## REQUIREMENT
Replace "[interactable]" with "[clickable]" everywhere in the items below, changing nothing else, and leave the pictures out.
—————
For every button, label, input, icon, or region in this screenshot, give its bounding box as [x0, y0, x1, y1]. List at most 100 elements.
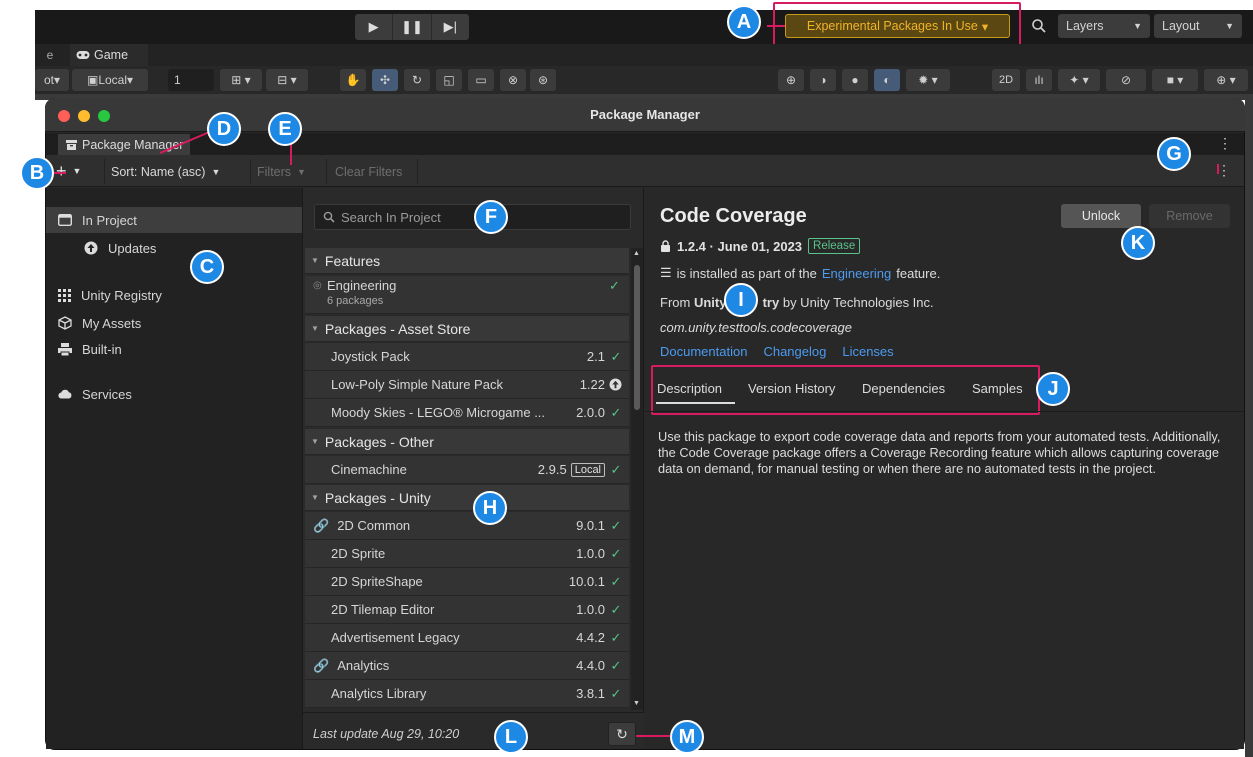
step-button[interactable]: ▶| — [432, 14, 469, 40]
licenses-link[interactable]: Licenses — [842, 344, 893, 359]
tab-more-icon[interactable]: ⋮ — [1218, 135, 1232, 153]
shaded-icon[interactable]: ● — [842, 69, 868, 91]
tab-samples[interactable]: Samples — [972, 381, 1023, 396]
link-icon: 🔗 — [313, 657, 330, 673]
list-item[interactable]: 🔗 2D Common 9.0.1 ✓ — [305, 512, 629, 540]
rect-tool-icon[interactable]: ▭ — [468, 69, 494, 91]
list-item[interactable]: Cinemachine 2.9.5 Local ✓ — [305, 456, 629, 484]
layout-dropdown[interactable]: Layout ▼ — [1154, 14, 1242, 38]
experimental-packages-button[interactable]: Experimental Packages In Use ▾ — [785, 14, 1010, 38]
group-title: Packages - Other — [324, 433, 434, 450]
tab-description[interactable]: Description — [657, 381, 722, 396]
package-title: Code Coverage — [660, 205, 807, 227]
sidebar-item-my-assets[interactable]: My Assets — [46, 310, 302, 336]
group-header-asset-store[interactable]: ▼ Packages - Asset Store — [305, 316, 629, 342]
unlock-button[interactable]: Unlock — [1061, 204, 1141, 228]
camera-dropdown[interactable]: ■ ▾ — [1152, 69, 1198, 91]
tab-game[interactable]: Game — [70, 44, 148, 66]
filters-dropdown[interactable]: Filters ▼ — [250, 159, 322, 184]
chevron-down-icon: ▼ — [311, 324, 319, 333]
sidebar-item-built-in[interactable]: Built-in — [46, 336, 302, 362]
list-item[interactable]: Low-Poly Simple Nature Pack 1.22 — [305, 371, 629, 399]
wireframe-icon[interactable]: ⊕ — [778, 69, 804, 91]
list-item-engineering[interactable]: ◎ Engineering 6 packages ✓ — [305, 276, 629, 314]
list-item[interactable]: 2D Tilemap Editor 1.0.0 ✓ — [305, 596, 629, 624]
pivot-dropdown[interactable]: ot ▾ — [35, 69, 69, 91]
list-item[interactable]: Advertisement Legacy 4.4.2 ✓ — [305, 624, 629, 652]
rotate-tool-icon[interactable]: ↻ — [404, 69, 430, 91]
sidebar-item-updates[interactable]: Updates — [46, 235, 302, 261]
tab-dependencies[interactable]: Dependencies — [862, 381, 945, 396]
sidebar-item-services[interactable]: Services — [46, 381, 302, 407]
2d-toggle[interactable]: 2D — [992, 69, 1020, 91]
check-icon: ✓ — [610, 517, 622, 533]
shaded-wireframe-icon[interactable]: ◑ — [810, 69, 836, 91]
gizmos-dropdown[interactable]: ⊕ ▾ — [1204, 69, 1248, 91]
custom-tool-icon[interactable]: ⊛ — [530, 69, 556, 91]
list-item-name: Moody Skies - LEGO® Microgame ... — [331, 405, 546, 420]
hidden-objects-icon[interactable]: ⊘ — [1106, 69, 1146, 91]
chevron-down-icon: ▼ — [211, 166, 221, 177]
tab-version-history[interactable]: Version History — [748, 381, 835, 396]
sidebar-item-label: Unity Registry — [81, 287, 162, 303]
registry-name-end: try — [762, 295, 780, 310]
group-header-features[interactable]: ▼ Features — [305, 248, 629, 274]
scrollbar-thumb[interactable] — [634, 265, 640, 410]
list-item[interactable]: Joystick Pack 2.1 ✓ — [305, 343, 629, 371]
filters-label: Filters — [257, 164, 292, 179]
feature-link[interactable]: Engineering — [822, 266, 891, 281]
feature-stack-icon: ☰ — [660, 265, 672, 280]
list-item[interactable]: Analytics Library 3.8.1 ✓ — [305, 680, 629, 708]
effects-dropdown[interactable]: ✦ ▾ — [1058, 69, 1100, 91]
hand-tool-icon[interactable]: ✋ — [340, 69, 366, 91]
search-icon[interactable] — [1030, 17, 1048, 35]
divider — [645, 411, 1244, 412]
marker-c: C — [190, 250, 224, 284]
tab-package-manager[interactable]: Package Manager — [58, 134, 190, 155]
remove-button[interactable]: Remove — [1149, 204, 1230, 228]
list-item-version: 2.1 — [586, 349, 605, 364]
grid-snap-dropdown[interactable]: ⊞ ▾ — [220, 69, 262, 91]
group-header-other[interactable]: ▼ Packages - Other — [305, 429, 629, 455]
marker-j: J — [1036, 372, 1070, 406]
list-item[interactable]: Moody Skies - LEGO® Microgame ... 2.0.0 … — [305, 399, 629, 427]
clear-filters-button[interactable]: Clear Filters — [326, 159, 418, 184]
group-title: Packages - Unity — [324, 489, 431, 506]
group-header-unity[interactable]: ▼ Packages - Unity — [305, 485, 629, 511]
changelog-link[interactable]: Changelog — [763, 344, 826, 359]
documentation-link[interactable]: Documentation — [660, 344, 747, 359]
check-icon: ✓ — [609, 278, 620, 293]
transform-tool-icon[interactable]: ⊗ — [500, 69, 526, 91]
cube-icon: ▣ — [86, 73, 99, 87]
increment-snap-dropdown[interactable]: ⊟ ▾ — [266, 69, 308, 91]
scroll-down-icon[interactable]: ▼ — [633, 700, 640, 707]
active-tab-indicator — [656, 402, 735, 404]
list-item[interactable]: 2D SpriteShape 10.0.1 ✓ — [305, 568, 629, 596]
sidebar-item-unity-registry[interactable]: Unity Registry — [46, 282, 302, 308]
lighting-icon[interactable]: ◐ — [874, 69, 900, 91]
add-package-button[interactable]: + ▼ — [52, 158, 98, 184]
lock-icon — [660, 240, 671, 252]
play-button[interactable]: ▶ — [355, 14, 394, 40]
list-item[interactable]: 2D Sprite 1.0.0 ✓ — [305, 540, 629, 568]
local-dropdown[interactable]: ▣ Local ▾ — [72, 69, 148, 91]
sidebar-item-in-project[interactable]: In Project — [46, 207, 302, 233]
previous-tab[interactable]: e — [35, 44, 65, 66]
scale-tool-icon[interactable]: ◱ — [436, 69, 462, 91]
group-title: Features — [324, 252, 381, 269]
chevron-down-icon: ▼ — [311, 256, 319, 265]
package-links: Documentation Changelog Licenses — [660, 344, 894, 359]
refresh-button[interactable]: ↻ — [608, 722, 636, 746]
sort-dropdown[interactable]: Sort: Name (asc) ▼ — [104, 159, 246, 184]
search-input[interactable]: Search In Project — [314, 204, 631, 230]
scroll-up-icon[interactable]: ▲ — [633, 250, 640, 257]
move-tool-icon[interactable]: ✣ — [372, 69, 398, 91]
list-item[interactable]: 🔗 Analytics 4.4.0 ✓ — [305, 652, 629, 680]
pause-button[interactable]: ❚❚ — [393, 14, 432, 40]
audio-toggle-icon[interactable]: ılı — [1026, 69, 1052, 91]
debug-dropdown[interactable]: ✹ ▾ — [906, 69, 950, 91]
layers-dropdown[interactable]: Layers ▼ — [1058, 14, 1150, 38]
marker-m: M — [670, 720, 704, 754]
layer-number-field[interactable]: 1 — [168, 69, 214, 91]
release-badge: Release — [808, 238, 861, 254]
—————
## SOLUTION TO THIS EXERCISE
For every button, label, input, icon, or region in this screenshot, give its bounding box as [x0, y0, x1, y1]. List at most 100 elements.
step-button[clickable]: ▶| — [432, 14, 469, 40]
licenses-link[clickable]: Licenses — [842, 344, 893, 359]
tab-more-icon[clickable]: ⋮ — [1218, 135, 1232, 153]
shaded-icon[clickable]: ● — [842, 69, 868, 91]
tab-samples[clickable]: Samples — [972, 381, 1023, 396]
link-icon: 🔗 — [313, 657, 330, 673]
list-item[clickable]: 🔗 2D Common 9.0.1 ✓ — [305, 512, 629, 540]
rect-tool-icon[clickable]: ▭ — [468, 69, 494, 91]
list-item[clickable]: Cinemachine 2.9.5 Local ✓ — [305, 456, 629, 484]
layout-dropdown[clickable]: Layout ▼ — [1154, 14, 1242, 38]
experimental-packages-button[clickable]: Experimental Packages In Use ▾ — [785, 14, 1010, 38]
group-title: Packages - Other — [324, 433, 434, 450]
tab-description[clickable]: Description — [657, 381, 722, 396]
package-title: Code Coverage — [660, 205, 807, 227]
sidebar-item-my-assets[clickable]: My Assets — [46, 310, 302, 336]
group-header-asset-store[clickable]: ▼ Packages - Asset Store — [305, 316, 629, 342]
unlock-button[clickable]: Unlock — [1061, 204, 1141, 228]
camera-dropdown[clickable]: ■ ▾ — [1152, 69, 1198, 91]
tab-game[clickable]: Game — [70, 44, 148, 66]
filters-dropdown[clickable]: Filters ▼ — [250, 159, 322, 184]
chevron-down-icon: ▼ — [311, 324, 319, 333]
sidebar-item-built-in[clickable]: Built-in — [46, 336, 302, 362]
list-item[clickable]: Low-Poly Simple Nature Pack 1.22 — [305, 371, 629, 399]
wireframe-icon[clickable]: ⊕ — [778, 69, 804, 91]
list-item-engineering[clickable]: ◎ Engineering 6 packages ✓ — [305, 276, 629, 314]
list-item[clickable]: 2D Tilemap Editor 1.0.0 ✓ — [305, 596, 629, 624]
pivot-dropdown[clickable]: ot ▾ — [35, 69, 69, 91]
list-item[clickable]: Advertisement Legacy 4.4.2 ✓ — [305, 624, 629, 652]
rotate-tool-icon[clickable]: ↻ — [404, 69, 430, 91]
sidebar-item-updates[clickable]: Updates — [46, 235, 302, 261]
tab-dependencies[clickable]: Dependencies — [862, 381, 945, 396]
sidebar-item-services[clickable]: Services — [46, 381, 302, 407]
2d-toggle[clickable]: 2D — [992, 69, 1020, 91]
check-icon: ✓ — [610, 517, 622, 533]
shaded-wireframe-icon[clickable]: ◑ — [810, 69, 836, 91]
gizmos-dropdown[clickable]: ⊕ ▾ — [1204, 69, 1248, 91]
custom-tool-icon[clickable]: ⊛ — [530, 69, 556, 91]
list-item-name: Moody Skies - LEGO® Microgame ... — [331, 405, 546, 420]
hidden-objects-icon[clickable]: ⊘ — [1106, 69, 1146, 91]
chevron-down-icon: ▼ — [211, 166, 221, 177]
tab-version-history[clickable]: Version History — [748, 381, 835, 396]
sidebar-item-label: Unity Registry — [81, 287, 162, 303]
registry-name-end: try — [762, 295, 780, 310]
group-header-features[clickable]: ▼ Features — [305, 248, 629, 274]
scrollbar-thumb[clickable] — [634, 265, 640, 410]
list-item[clickable]: Joystick Pack 2.1 ✓ — [305, 343, 629, 371]
filters-label: Filters — [257, 164, 292, 179]
feature-link[clickable]: Engineering — [822, 266, 891, 281]
feature-stack-icon: ☰ — [660, 265, 672, 280]
list-item[clickable]: Analytics Library 3.8.1 ✓ — [305, 680, 629, 708]
effects-dropdown[clickable]: ✦ ▾ — [1058, 69, 1100, 91]
hand-tool-icon[clickable]: ✋ — [340, 69, 366, 91]
search-icon[clickable] — [1030, 17, 1048, 35]
divider — [645, 411, 1244, 412]
marker-c: C — [190, 250, 224, 284]
tab-package-manager[clickable]: Package Manager — [58, 134, 190, 155]
remove-button[clickable]: Remove — [1149, 204, 1230, 228]
list-item-version: 2.1 — [586, 349, 605, 364]
grid-snap-dropdown[clickable]: ⊞ ▾ — [220, 69, 262, 91]
group-header-other[clickable]: ▼ Packages - Other — [305, 429, 629, 455]
marker-j: J — [1036, 372, 1070, 406]
list-item[clickable]: Moody Skies - LEGO® Microgame ... 2.0.0 … — [305, 399, 629, 427]
clear-filters-button[clickable]: Clear Filters — [326, 159, 418, 184]
group-title: Packages - Unity — [324, 489, 431, 506]
group-header-unity[clickable]: ▼ Packages - Unity — [305, 485, 629, 511]
changelog-link[clickable]: Changelog — [763, 344, 826, 359]
documentation-link[clickable]: Documentation — [660, 344, 747, 359]
check-icon: ✓ — [609, 278, 620, 293]
transform-tool-icon[clickable]: ⊗ — [500, 69, 526, 91]
cube-icon: ▣ — [86, 73, 99, 87]
increment-snap-dropdown[clickable]: ⊟ ▾ — [266, 69, 308, 91]
scroll-down-icon[clickable]: ▼ — [633, 700, 640, 707]
active-tab-indicator — [656, 402, 735, 404]
list-item[clickable]: 2D SpriteShape 10.0.1 ✓ — [305, 568, 629, 596]
sidebar-item-unity-registry[clickable]: Unity Registry — [46, 282, 302, 308]
lighting-icon[clickable]: ◐ — [874, 69, 900, 91]
add-package-button[clickable]: + ▼ — [52, 158, 98, 184]
lock-icon — [660, 240, 671, 252]
play-button[clickable]: ▶ — [355, 14, 394, 40]
list-item[clickable]: 2D Sprite 1.0.0 ✓ — [305, 540, 629, 568]
local-dropdown[clickable]: ▣ Local ▾ — [72, 69, 148, 91]
sidebar-item-in-project[clickable]: In Project — [46, 207, 302, 233]
previous-tab[clickable]: e — [35, 44, 65, 66]
scale-tool-icon[clickable]: ◱ — [436, 69, 462, 91]
group-title: Features — [324, 252, 381, 269]
chevron-down-icon: ▼ — [311, 256, 319, 265]
package-links: Documentation Changelog Licenses — [660, 344, 894, 359]
refresh-button[clickable]: ↻ — [608, 722, 636, 746]
sort-dropdown[clickable]: Sort: Name (asc) ▼ — [104, 159, 246, 184]
search-input[clickable]: Search In Project — [314, 204, 631, 230]
scroll-up-icon[clickable]: ▲ — [633, 250, 640, 257]
move-tool-icon[clickable]: ✣ — [372, 69, 398, 91]
list-item[clickable]: 🔗 Analytics 4.4.0 ✓ — [305, 652, 629, 680]
pause-button[clickable]: ❚❚ — [393, 14, 432, 40]
audio-toggle-icon[clickable]: ılı — [1026, 69, 1052, 91]
debug-dropdown[clickable]: ✹ ▾ — [906, 69, 950, 91]
layers-dropdown[clickable]: Layers ▼ — [1058, 14, 1150, 38]
marker-m: M — [670, 720, 704, 754]
layer-number-field[clickable]: 1 — [168, 69, 214, 91]
release-badge: Release — [808, 238, 861, 254]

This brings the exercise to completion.